To do
Locate every line in the records below that holds the word "this" and return each one.
------------------------------------
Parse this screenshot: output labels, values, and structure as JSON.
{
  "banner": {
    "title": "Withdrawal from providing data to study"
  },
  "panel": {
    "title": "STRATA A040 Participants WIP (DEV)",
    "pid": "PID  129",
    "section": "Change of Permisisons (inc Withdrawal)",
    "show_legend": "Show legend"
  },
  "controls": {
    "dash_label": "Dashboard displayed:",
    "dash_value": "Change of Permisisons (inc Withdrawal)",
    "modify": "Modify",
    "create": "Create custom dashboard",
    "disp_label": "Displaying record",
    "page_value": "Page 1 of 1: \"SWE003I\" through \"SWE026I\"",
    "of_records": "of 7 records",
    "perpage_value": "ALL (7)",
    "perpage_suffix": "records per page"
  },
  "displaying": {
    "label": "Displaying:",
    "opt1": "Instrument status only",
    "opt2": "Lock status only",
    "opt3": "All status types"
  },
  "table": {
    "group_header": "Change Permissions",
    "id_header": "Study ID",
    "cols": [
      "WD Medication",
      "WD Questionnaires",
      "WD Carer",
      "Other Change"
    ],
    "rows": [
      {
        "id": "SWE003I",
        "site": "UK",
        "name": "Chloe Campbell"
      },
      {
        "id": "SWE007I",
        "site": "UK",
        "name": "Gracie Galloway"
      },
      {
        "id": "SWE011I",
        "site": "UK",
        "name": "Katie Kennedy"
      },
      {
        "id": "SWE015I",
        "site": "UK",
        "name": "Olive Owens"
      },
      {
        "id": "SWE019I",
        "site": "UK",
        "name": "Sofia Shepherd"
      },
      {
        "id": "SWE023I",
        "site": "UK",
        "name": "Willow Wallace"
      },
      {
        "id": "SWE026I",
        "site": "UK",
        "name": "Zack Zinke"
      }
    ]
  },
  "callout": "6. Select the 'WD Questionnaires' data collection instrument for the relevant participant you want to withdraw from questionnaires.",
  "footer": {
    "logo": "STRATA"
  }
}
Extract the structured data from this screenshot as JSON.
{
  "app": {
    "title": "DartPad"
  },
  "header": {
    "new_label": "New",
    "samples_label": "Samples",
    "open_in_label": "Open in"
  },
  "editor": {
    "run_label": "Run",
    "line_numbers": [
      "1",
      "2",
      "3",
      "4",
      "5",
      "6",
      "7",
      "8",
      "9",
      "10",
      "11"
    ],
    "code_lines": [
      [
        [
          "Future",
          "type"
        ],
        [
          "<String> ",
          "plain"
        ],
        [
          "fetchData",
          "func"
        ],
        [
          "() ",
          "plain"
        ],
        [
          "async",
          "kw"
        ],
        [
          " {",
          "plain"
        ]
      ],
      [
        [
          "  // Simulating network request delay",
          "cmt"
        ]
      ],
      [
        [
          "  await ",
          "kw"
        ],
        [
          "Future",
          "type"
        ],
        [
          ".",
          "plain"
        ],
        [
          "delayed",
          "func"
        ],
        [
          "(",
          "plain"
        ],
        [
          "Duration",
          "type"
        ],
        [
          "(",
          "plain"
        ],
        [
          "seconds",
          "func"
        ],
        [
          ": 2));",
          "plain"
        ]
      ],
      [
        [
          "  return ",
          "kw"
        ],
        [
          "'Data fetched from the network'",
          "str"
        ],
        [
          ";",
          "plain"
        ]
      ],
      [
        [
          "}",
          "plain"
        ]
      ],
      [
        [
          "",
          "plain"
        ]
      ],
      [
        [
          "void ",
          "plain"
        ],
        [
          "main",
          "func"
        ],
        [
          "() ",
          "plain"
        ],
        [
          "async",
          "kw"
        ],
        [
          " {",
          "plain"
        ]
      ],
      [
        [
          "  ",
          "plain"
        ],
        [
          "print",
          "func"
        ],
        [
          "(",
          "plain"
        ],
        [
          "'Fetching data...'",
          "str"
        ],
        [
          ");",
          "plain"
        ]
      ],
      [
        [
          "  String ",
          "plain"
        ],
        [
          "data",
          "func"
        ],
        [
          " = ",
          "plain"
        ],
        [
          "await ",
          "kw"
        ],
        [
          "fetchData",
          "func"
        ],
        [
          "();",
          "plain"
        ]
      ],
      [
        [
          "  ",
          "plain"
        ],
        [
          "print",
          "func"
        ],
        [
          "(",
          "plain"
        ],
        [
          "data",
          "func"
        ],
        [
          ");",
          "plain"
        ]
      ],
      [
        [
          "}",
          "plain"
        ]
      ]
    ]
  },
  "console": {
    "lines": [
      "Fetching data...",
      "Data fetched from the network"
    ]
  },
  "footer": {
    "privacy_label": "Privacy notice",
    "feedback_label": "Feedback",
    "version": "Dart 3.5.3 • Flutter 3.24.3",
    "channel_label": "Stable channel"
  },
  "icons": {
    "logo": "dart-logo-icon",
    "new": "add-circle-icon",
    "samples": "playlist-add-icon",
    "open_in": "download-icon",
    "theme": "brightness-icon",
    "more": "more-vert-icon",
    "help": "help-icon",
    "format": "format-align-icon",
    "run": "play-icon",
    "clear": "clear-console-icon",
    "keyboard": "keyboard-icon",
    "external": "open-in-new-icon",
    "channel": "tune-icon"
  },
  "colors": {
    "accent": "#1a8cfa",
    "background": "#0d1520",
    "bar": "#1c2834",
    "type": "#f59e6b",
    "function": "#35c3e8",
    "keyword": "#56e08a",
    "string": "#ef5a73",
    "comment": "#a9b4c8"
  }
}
------------------------------------
Expected answer
Parse this screenshot: output labels, values, and structure as JSON.
Extract the structured data from this screenshot as JSON.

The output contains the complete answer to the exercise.